__Records to use__:
-*-

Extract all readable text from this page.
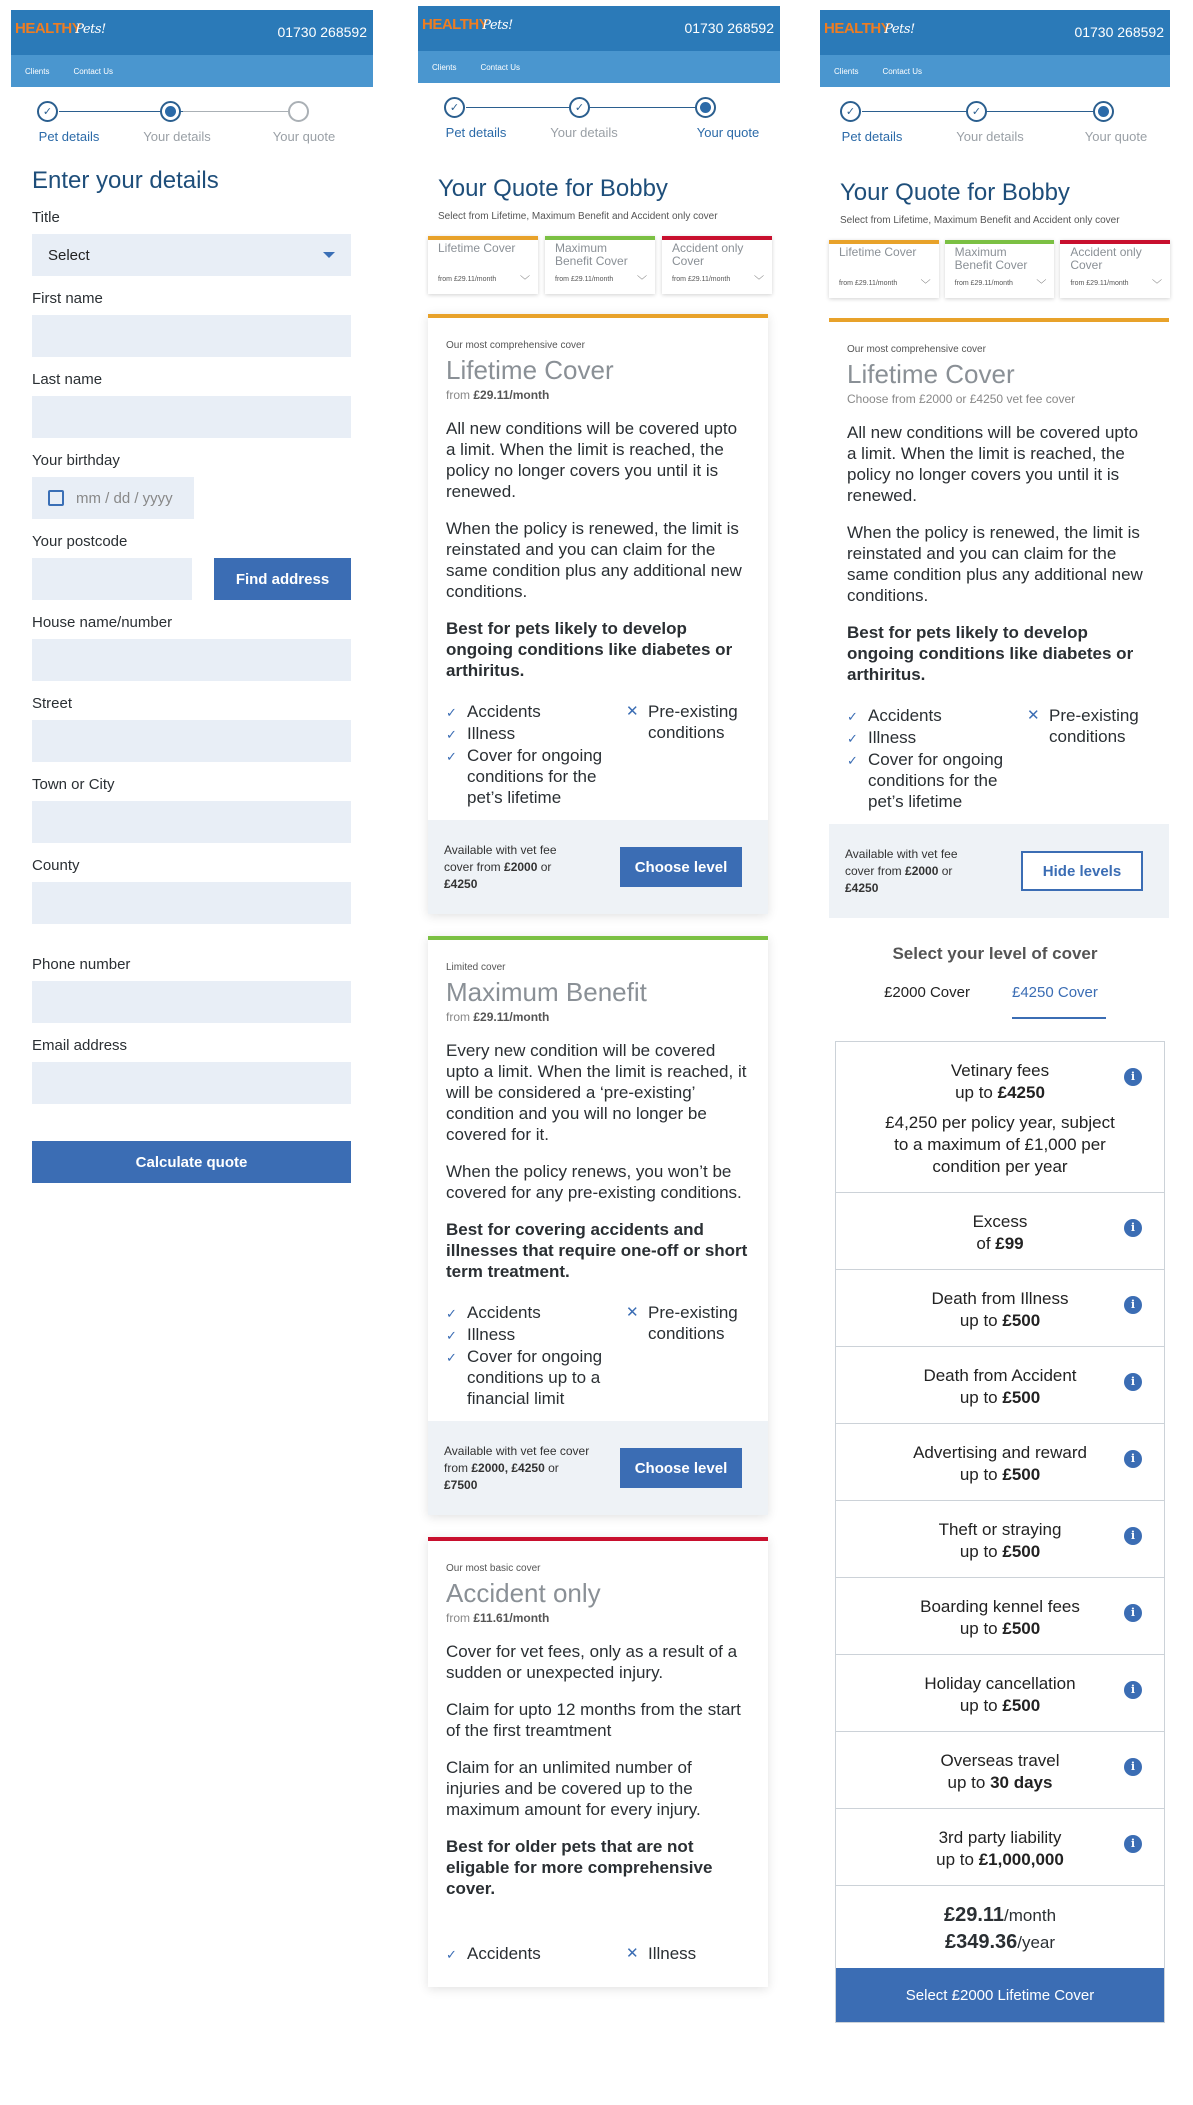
HEALTHYPets!	01730 268592
Clients	Contact Us
✓
Pet details	Your details	Your quote
Enter your details
Title
Select
First name
Last name
Your birthday
mm / dd / yyyy
Your postcode
Find address
House name/number
Street
Town or City
County
Phone number
Email address
Calculate quote
HEALTHYPets!	01730 268592
Clients	Contact Us
✓	✓
Pet details	Your details	Your quote
Your Quote for Bobby
Select from Lifetime, Maximum Benefit and Accident only cover
Lifetime Cover
from £29.11/month ﹀
Maximum Benefit Cover
from £29.11/month ﹀
Accident only Cover
from £29.11/month ﹀
Our most comprehensive cover
Lifetime Cover
from £29.11/month
All new conditions will be covered upto a limit. When the limit is reached, the policy no longer covers you until it is renewed.
When the policy is renewed, the limit is reinstated and you can claim for the same condition plus any additional new conditions.
Best for pets likely to develop ongoing conditions like diabetes or arthiritus.
✓ Accidents
✓ Illness
✓ Cover for ongoing conditions for the pet’s lifetime
✕ Pre-existing conditions
Available with vet fee cover from £2000 or £4250
Choose level
Limited cover
Maximum Benefit
from £29.11/month
Every new condition will be covered upto a limit. When the limit is reached, it will be considered a ‘pre-existing’ condition and you will no longer be covered for it.
When the policy renews, you won’t be covered for any pre-existing conditions.
Best for covering accidents and illnesses that require one-off or short term treatment.
✓ Accidents
✓ Illness
✓ Cover for ongoing conditions up to a financial limit
✕ Pre-existing conditions
Available with vet fee cover from £2000, £4250 or £7500
Choose level
Our most basic cover
Accident only
from £11.61/month
Cover for vet fees, only as a result of a sudden or unexpected injury.
Claim for upto 12 months from the start of the first treamtment
Claim for an unlimited number of injuries and be covered up to the maximum amount for every injury.
Best for older pets that are not eligable for more comprehensive cover.
✓ Accidents	✕ Illness
HEALTHYPets!	01730 268592
Clients	Contact Us
✓	✓
Pet details	Your details	Your quote
Your Quote for Bobby
Select from Lifetime, Maximum Benefit and Accident only cover
Lifetime Cover
from £29.11/month ﹀
Maximum Benefit Cover
from £29.11/month ﹀
Accident only Cover
from £29.11/month ﹀
Our most comprehensive cover
Lifetime Cover
Choose from £2000 or £4250 vet fee cover
All new conditions will be covered upto a limit. When the limit is reached, the policy no longer covers you until it is renewed.
When the policy is renewed, the limit is reinstated and you can claim for the same condition plus any additional new conditions.
Best for pets likely to develop ongoing conditions like diabetes or arthiritus.
✓ Accidents
✓ Illness
✓ Cover for ongoing conditions for the pet’s lifetime
✕ Pre-existing conditions
Available with vet fee cover from £2000 or £4250
Hide levels
Select your level of cover
£2000 Cover	£4250 Cover
Vetinary fees
up to £4250
£4,250 per policy year, subject to a maximum of £1,000 per condition per year
i
Excess
of £99
i
Death from Illness
up to £500
i
Death from Accident
up to £500
i
Advertising and reward
up to £500
i
Theft or straying
up to £500
i
Boarding kennel fees
up to £500
i
Holiday cancellation
up to £500
i
Overseas travel
up to 30 days
i
3rd party liability
up to £1,000,000
i
£29.11/month
£349.36/year
Select £2000 Lifetime Cover
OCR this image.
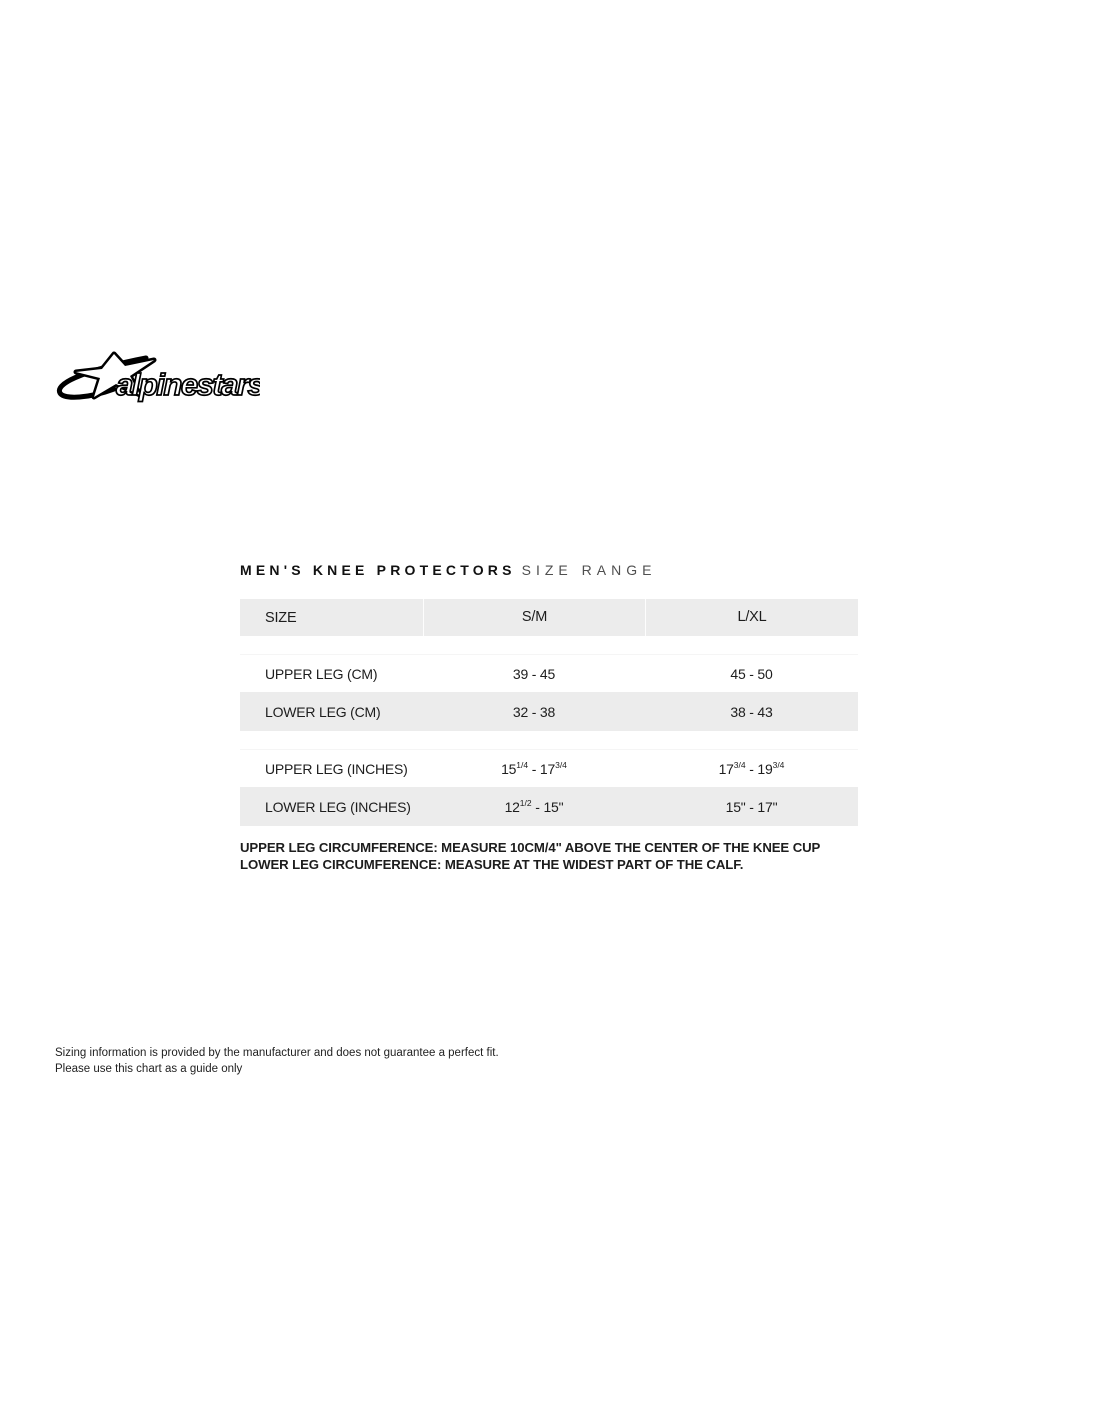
alpinestars
MEN'S KNEE PROTECTORS SIZE RANGE
SIZE	S/M	L/XL
UPPER LEG (CM)	39 - 45	45 - 50
LOWER LEG (CM)	32 - 38	38 - 43
UPPER LEG (INCHES)	$15^{1/4} - 17^{3/4}$	$17^{3/4} - 19^{3/4}$
LOWER LEG (INCHES)	$12^{1/2} - 15$"	15" - 17"

UPPER LEG CIRCUMFERENCE: MEASURE 10CM/4" ABOVE THE CENTER OF THE KNEE CUP LOWER LEG CIRCUMFERENCE: MEASURE AT THE WIDEST PART OF THE CALF.

Sizing information is provided by the manufacturer and does not guarantee a perfect fit.
Please use this chart as a guide only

-*-

__Problem statement__:
Filter for "year". Return all lines that hold it.

__Completed task__:
£4,250 per policy year, subject to a maximum of £1,000 per condition per year
£349.36/year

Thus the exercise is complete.